_What the exercise asks:_
Return all lines in the material below that contain "title".

_Available data:_
⟨
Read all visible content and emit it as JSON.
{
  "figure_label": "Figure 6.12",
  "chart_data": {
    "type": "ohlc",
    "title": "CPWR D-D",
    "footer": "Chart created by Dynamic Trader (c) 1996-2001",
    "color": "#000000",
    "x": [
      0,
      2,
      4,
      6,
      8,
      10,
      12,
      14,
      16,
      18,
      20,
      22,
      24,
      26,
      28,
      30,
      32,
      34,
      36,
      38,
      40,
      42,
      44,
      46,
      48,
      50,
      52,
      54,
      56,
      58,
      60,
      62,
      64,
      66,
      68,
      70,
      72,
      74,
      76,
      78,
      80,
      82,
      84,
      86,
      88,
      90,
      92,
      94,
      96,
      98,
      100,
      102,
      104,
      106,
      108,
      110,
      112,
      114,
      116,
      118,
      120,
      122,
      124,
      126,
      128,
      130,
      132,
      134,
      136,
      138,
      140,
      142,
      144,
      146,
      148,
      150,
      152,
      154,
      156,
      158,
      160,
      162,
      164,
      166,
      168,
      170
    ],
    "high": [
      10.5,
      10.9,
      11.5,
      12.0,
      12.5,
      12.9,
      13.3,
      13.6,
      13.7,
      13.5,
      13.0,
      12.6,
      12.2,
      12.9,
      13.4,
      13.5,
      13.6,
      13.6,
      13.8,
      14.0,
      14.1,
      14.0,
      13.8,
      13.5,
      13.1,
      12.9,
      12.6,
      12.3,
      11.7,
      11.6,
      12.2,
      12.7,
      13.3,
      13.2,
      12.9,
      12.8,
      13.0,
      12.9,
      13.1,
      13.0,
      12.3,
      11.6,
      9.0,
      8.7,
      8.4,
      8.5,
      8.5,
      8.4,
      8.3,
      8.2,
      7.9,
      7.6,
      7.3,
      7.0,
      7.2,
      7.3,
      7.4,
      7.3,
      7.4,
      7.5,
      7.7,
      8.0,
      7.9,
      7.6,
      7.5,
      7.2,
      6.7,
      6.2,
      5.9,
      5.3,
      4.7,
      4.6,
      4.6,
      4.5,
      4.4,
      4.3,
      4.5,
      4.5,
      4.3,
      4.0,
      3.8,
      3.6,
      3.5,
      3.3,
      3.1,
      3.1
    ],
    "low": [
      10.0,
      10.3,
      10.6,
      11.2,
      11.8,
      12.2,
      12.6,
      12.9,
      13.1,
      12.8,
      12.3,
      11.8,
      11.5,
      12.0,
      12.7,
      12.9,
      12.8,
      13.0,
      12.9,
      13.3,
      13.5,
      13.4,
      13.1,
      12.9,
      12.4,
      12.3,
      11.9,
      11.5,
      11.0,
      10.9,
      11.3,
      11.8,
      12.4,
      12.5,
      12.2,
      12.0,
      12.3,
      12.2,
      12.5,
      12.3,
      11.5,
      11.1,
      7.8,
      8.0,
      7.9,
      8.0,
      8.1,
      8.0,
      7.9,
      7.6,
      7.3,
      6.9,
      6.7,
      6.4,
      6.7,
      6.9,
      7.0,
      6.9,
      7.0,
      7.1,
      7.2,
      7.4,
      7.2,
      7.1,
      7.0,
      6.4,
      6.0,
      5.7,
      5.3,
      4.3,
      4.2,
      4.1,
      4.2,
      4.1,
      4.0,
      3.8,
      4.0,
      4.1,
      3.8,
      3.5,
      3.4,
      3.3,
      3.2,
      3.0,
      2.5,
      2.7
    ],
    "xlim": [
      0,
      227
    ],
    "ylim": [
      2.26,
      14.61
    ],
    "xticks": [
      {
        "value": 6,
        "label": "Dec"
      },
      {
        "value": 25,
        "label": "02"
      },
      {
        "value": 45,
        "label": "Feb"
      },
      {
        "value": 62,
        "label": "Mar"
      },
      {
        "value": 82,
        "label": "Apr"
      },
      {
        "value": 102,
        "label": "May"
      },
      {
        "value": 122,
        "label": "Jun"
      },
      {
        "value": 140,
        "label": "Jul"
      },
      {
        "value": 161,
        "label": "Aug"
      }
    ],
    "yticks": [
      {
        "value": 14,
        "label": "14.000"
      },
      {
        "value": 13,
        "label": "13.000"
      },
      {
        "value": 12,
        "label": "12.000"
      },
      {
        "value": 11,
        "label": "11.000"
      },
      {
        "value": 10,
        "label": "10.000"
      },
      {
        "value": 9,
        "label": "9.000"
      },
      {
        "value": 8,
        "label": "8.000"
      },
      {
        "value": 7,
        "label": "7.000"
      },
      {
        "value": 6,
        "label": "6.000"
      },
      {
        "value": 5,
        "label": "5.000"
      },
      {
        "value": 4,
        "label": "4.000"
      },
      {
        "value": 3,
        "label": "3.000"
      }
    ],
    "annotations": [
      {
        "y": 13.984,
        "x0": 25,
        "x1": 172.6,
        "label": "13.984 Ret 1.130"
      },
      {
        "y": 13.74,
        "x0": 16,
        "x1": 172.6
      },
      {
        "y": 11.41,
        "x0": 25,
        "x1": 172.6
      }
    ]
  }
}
⟩
⟨
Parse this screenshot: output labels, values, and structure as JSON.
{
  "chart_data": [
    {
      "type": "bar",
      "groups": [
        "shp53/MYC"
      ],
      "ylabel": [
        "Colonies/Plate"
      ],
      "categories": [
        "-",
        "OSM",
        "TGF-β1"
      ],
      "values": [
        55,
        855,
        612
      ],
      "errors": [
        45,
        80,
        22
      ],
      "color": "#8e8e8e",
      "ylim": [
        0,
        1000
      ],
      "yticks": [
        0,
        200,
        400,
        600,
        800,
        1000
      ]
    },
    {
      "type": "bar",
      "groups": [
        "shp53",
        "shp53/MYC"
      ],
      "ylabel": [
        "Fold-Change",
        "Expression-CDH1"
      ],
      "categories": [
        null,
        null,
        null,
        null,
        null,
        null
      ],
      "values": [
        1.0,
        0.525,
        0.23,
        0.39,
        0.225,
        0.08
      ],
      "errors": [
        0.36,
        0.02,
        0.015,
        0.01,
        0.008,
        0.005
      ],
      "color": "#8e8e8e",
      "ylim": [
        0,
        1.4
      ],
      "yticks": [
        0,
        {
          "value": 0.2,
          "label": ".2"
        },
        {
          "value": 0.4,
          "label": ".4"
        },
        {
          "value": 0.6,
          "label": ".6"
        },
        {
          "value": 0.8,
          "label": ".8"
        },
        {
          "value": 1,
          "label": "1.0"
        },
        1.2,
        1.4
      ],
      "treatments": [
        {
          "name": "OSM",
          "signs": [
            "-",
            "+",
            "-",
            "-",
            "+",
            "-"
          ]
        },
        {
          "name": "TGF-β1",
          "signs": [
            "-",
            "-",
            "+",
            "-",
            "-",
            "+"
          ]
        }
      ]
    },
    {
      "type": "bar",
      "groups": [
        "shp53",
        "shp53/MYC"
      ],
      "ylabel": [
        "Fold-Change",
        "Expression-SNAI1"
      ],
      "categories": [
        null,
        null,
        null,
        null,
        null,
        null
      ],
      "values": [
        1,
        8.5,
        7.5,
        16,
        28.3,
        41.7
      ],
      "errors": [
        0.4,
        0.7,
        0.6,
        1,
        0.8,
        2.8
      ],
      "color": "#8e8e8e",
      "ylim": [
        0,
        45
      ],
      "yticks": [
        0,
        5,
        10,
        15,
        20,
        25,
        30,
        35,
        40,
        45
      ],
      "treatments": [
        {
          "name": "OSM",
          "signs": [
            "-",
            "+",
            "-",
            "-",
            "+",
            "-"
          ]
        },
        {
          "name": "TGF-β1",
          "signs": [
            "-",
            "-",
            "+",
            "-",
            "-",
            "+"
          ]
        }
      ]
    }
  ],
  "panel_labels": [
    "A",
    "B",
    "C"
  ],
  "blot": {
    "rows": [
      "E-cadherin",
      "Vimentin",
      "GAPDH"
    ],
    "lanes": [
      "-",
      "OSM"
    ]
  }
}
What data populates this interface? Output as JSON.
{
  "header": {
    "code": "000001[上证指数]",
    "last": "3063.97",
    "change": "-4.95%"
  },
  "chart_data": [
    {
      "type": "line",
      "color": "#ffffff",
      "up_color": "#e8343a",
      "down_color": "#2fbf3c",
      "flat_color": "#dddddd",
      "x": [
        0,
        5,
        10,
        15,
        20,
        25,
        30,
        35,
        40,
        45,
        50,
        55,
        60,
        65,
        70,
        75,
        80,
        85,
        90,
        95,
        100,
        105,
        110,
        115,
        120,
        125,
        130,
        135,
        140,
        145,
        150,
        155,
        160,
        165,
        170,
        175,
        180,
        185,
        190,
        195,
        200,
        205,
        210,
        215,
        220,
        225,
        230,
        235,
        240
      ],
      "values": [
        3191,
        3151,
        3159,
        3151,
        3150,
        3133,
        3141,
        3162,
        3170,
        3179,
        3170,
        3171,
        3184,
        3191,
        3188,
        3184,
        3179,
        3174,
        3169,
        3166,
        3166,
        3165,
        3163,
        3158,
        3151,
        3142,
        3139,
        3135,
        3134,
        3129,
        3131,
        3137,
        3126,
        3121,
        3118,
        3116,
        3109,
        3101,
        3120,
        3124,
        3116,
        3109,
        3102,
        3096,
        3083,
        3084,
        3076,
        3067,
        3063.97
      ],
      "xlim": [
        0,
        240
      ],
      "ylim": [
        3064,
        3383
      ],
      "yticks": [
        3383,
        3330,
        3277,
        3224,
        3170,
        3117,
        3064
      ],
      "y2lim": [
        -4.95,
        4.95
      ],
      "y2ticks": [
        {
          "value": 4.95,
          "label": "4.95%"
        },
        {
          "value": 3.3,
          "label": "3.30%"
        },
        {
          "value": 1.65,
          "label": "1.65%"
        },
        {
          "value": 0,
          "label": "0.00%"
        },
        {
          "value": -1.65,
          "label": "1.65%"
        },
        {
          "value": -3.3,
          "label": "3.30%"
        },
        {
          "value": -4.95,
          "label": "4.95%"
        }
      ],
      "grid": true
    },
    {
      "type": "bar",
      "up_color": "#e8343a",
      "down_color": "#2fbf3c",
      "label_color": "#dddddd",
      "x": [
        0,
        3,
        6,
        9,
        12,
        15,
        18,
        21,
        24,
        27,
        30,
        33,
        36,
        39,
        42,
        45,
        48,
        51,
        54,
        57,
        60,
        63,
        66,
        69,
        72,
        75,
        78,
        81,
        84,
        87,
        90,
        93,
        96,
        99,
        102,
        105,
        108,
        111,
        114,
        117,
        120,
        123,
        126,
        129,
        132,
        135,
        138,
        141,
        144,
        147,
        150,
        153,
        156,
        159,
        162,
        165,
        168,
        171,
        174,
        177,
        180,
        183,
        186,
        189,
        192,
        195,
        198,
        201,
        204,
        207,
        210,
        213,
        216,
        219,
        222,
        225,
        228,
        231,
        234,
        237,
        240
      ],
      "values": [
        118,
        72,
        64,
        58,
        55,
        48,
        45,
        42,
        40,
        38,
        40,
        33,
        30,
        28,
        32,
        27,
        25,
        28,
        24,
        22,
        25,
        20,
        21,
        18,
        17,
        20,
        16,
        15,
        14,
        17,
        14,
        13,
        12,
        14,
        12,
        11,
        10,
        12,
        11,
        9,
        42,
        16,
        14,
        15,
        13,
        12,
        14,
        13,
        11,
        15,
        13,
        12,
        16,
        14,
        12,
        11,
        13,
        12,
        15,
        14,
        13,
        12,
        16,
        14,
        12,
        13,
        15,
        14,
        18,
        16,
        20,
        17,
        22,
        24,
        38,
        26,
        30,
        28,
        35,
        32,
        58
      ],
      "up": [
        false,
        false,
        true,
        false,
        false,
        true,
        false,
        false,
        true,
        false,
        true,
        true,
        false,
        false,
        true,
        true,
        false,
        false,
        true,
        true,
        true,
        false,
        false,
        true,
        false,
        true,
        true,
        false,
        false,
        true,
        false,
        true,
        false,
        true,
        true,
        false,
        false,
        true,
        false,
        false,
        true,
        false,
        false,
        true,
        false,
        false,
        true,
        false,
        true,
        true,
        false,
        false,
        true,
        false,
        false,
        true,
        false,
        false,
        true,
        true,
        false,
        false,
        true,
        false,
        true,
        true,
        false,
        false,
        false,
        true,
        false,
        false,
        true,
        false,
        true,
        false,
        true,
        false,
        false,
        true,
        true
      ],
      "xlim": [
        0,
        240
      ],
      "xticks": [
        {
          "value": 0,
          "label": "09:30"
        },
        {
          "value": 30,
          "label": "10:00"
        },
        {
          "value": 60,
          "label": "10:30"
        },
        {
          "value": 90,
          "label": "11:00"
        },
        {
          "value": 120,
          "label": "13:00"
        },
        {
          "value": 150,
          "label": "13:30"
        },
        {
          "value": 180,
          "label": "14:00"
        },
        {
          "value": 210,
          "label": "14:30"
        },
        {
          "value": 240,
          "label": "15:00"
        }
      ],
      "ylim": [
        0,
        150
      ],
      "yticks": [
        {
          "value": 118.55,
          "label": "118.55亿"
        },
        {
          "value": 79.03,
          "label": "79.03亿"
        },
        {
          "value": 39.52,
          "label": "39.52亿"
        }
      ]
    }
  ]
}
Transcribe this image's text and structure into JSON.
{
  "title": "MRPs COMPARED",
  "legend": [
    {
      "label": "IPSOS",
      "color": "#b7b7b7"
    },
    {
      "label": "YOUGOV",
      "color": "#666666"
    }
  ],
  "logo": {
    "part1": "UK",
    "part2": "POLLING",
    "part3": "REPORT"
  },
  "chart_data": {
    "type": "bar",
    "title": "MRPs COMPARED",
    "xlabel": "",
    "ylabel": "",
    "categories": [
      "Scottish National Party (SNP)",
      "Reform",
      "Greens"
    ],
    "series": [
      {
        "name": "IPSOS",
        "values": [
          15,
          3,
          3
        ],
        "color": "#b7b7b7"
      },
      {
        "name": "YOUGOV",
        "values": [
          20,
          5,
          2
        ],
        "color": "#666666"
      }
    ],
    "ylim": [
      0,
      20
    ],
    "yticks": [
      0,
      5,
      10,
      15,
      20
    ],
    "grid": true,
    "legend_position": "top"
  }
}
⟩
_Output below:_
    "title": "CPWR D-D",
  "title": "MRPs COMPARED",
    "title": "MRPs COMPARED",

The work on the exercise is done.